◆ **EXERCISE REQUIREMENTS**:
Quote the whole listing word for word, please.

· · · · · · ·

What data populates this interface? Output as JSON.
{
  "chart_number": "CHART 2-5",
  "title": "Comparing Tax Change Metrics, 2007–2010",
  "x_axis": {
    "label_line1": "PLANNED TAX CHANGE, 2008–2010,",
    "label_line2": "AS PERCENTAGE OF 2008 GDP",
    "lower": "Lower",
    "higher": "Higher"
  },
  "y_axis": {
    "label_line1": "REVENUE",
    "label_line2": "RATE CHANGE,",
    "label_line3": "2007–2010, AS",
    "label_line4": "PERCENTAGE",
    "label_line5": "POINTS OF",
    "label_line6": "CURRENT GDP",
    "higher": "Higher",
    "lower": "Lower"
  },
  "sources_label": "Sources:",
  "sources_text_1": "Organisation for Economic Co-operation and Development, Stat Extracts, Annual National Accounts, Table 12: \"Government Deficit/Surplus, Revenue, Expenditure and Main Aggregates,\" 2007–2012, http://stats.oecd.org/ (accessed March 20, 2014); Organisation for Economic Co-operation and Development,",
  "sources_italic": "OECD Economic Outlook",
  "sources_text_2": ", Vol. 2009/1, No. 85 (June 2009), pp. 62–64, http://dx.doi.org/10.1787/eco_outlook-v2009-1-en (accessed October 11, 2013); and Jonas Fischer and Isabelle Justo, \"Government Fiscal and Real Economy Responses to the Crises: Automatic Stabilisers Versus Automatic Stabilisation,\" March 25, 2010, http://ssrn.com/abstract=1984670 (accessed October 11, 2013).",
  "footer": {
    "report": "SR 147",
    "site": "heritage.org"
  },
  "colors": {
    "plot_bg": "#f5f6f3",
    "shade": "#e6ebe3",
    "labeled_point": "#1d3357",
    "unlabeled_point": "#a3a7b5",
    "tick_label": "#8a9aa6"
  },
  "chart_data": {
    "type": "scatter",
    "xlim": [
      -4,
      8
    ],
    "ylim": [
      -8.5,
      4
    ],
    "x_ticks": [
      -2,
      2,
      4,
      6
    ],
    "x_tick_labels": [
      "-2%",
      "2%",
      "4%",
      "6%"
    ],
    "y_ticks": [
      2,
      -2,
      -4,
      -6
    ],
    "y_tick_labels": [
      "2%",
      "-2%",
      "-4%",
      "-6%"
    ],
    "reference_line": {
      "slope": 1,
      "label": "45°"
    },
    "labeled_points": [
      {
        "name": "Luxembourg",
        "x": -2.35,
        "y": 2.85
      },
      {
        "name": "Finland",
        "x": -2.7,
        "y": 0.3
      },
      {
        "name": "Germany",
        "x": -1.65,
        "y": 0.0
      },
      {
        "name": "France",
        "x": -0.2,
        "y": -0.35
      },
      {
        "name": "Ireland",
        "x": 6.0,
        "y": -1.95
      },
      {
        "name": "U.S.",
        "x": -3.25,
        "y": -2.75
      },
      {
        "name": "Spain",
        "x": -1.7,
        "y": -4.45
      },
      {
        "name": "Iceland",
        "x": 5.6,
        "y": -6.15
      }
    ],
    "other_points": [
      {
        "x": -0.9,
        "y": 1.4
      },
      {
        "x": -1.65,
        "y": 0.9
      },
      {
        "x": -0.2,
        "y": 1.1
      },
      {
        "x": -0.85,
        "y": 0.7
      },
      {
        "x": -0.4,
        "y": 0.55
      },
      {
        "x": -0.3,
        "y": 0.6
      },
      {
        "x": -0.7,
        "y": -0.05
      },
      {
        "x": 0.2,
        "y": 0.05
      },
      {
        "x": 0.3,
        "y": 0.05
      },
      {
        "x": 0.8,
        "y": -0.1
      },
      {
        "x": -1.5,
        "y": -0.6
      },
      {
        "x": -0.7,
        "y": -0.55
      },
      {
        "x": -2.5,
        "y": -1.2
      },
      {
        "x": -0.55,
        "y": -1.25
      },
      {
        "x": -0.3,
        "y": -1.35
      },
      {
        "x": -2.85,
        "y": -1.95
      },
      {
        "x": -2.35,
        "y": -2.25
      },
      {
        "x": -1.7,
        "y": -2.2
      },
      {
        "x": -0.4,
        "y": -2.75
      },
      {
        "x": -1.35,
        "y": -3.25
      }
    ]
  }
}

· · · · · · ·

◆ **REPLY**:
What data populates this interface? Output as JSON.
{
  "chart_number": "CHART 2-5",
  "title": "Comparing Tax Change Metrics, 2007–2010",
  "x_axis": {
    "label_line1": "PLANNED TAX CHANGE, 2008–2010,",
    "label_line2": "AS PERCENTAGE OF 2008 GDP",
    "lower": "Lower",
    "higher": "Higher"
  },
  "y_axis": {
    "label_line1": "REVENUE",
    "label_line2": "RATE CHANGE,",
    "label_line3": "2007–2010, AS",
    "label_line4": "PERCENTAGE",
    "label_line5": "POINTS OF",
    "label_line6": "CURRENT GDP",
    "higher": "Higher",
    "lower": "Lower"
  },
  "sources_label": "Sources:",
  "sources_text_1": "Organisation for Economic Co-operation and Development, Stat Extracts, Annual National Accounts, Table 12: \"Government Deficit/Surplus, Revenue, Expenditure and Main Aggregates,\" 2007–2012, http://stats.oecd.org/ (accessed March 20, 2014); Organisation for Economic Co-operation and Development,",
  "sources_italic": "OECD Economic Outlook",
  "sources_text_2": ", Vol. 2009/1, No. 85 (June 2009), pp. 62–64, http://dx.doi.org/10.1787/eco_outlook-v2009-1-en (accessed October 11, 2013); and Jonas Fischer and Isabelle Justo, \"Government Fiscal and Real Economy Responses to the Crises: Automatic Stabilisers Versus Automatic Stabilisation,\" March 25, 2010, http://ssrn.com/abstract=1984670 (accessed October 11, 2013).",
  "footer": {
    "report": "SR 147",
    "site": "heritage.org"
  },
  "colors": {
    "plot_bg": "#f5f6f3",
    "shade": "#e6ebe3",
    "labeled_point": "#1d3357",
    "unlabeled_point": "#a3a7b5",
    "tick_label": "#8a9aa6"
  },
  "chart_data": {
    "type": "scatter",
    "xlim": [
      -4,
      8
    ],
    "ylim": [
      -8.5,
      4
    ],
    "x_ticks": [
      -2,
      2,
      4,
      6
    ],
    "x_tick_labels": [
      "-2%",
      "2%",
      "4%",
      "6%"
    ],
    "y_ticks": [
      2,
      -2,
      -4,
      -6
    ],
    "y_tick_labels": [
      "2%",
      "-2%",
      "-4%",
      "-6%"
    ],
    "reference_line": {
      "slope": 1,
      "label": "45°"
    },
    "labeled_points": [
      {
        "name": "Luxembourg",
        "x": -2.35,
        "y": 2.85
      },
      {
        "name": "Finland",
        "x": -2.7,
        "y": 0.3
      },
      {
        "name": "Germany",
        "x": -1.65,
        "y": 0.0
      },
      {
        "name": "France",
        "x": -0.2,
        "y": -0.35
      },
      {
        "name": "Ireland",
        "x": 6.0,
        "y": -1.95
      },
      {
        "name": "U.S.",
        "x": -3.25,
        "y": -2.75
      },
      {
        "name": "Spain",
        "x": -1.7,
        "y": -4.45
      },
      {
        "name": "Iceland",
        "x": 5.6,
        "y": -6.15
      }
    ],
    "other_points": [
      {
        "x": -0.9,
        "y": 1.4
      },
      {
        "x": -1.65,
        "y": 0.9
      },
      {
        "x": -0.2,
        "y": 1.1
      },
      {
        "x": -0.85,
        "y": 0.7
      },
      {
        "x": -0.4,
        "y": 0.55
      },
      {
        "x": -0.3,
        "y": 0.6
      },
      {
        "x": -0.7,
        "y": -0.05
      },
      {
        "x": 0.2,
        "y": 0.05
      },
      {
        "x": 0.3,
        "y": 0.05
      },
      {
        "x": 0.8,
        "y": -0.1
      },
      {
        "x": -1.5,
        "y": -0.6
      },
      {
        "x": -0.7,
        "y": -0.55
      },
      {
        "x": -2.5,
        "y": -1.2
      },
      {
        "x": -0.55,
        "y": -1.25
      },
      {
        "x": -0.3,
        "y": -1.35
      },
      {
        "x": -2.85,
        "y": -1.95
      },
      {
        "x": -2.35,
        "y": -2.25
      },
      {
        "x": -1.7,
        "y": -2.2
      },
      {
        "x": -0.4,
        "y": -2.75
      },
      {
        "x": -1.35,
        "y": -3.25
      }
    ]
  }
}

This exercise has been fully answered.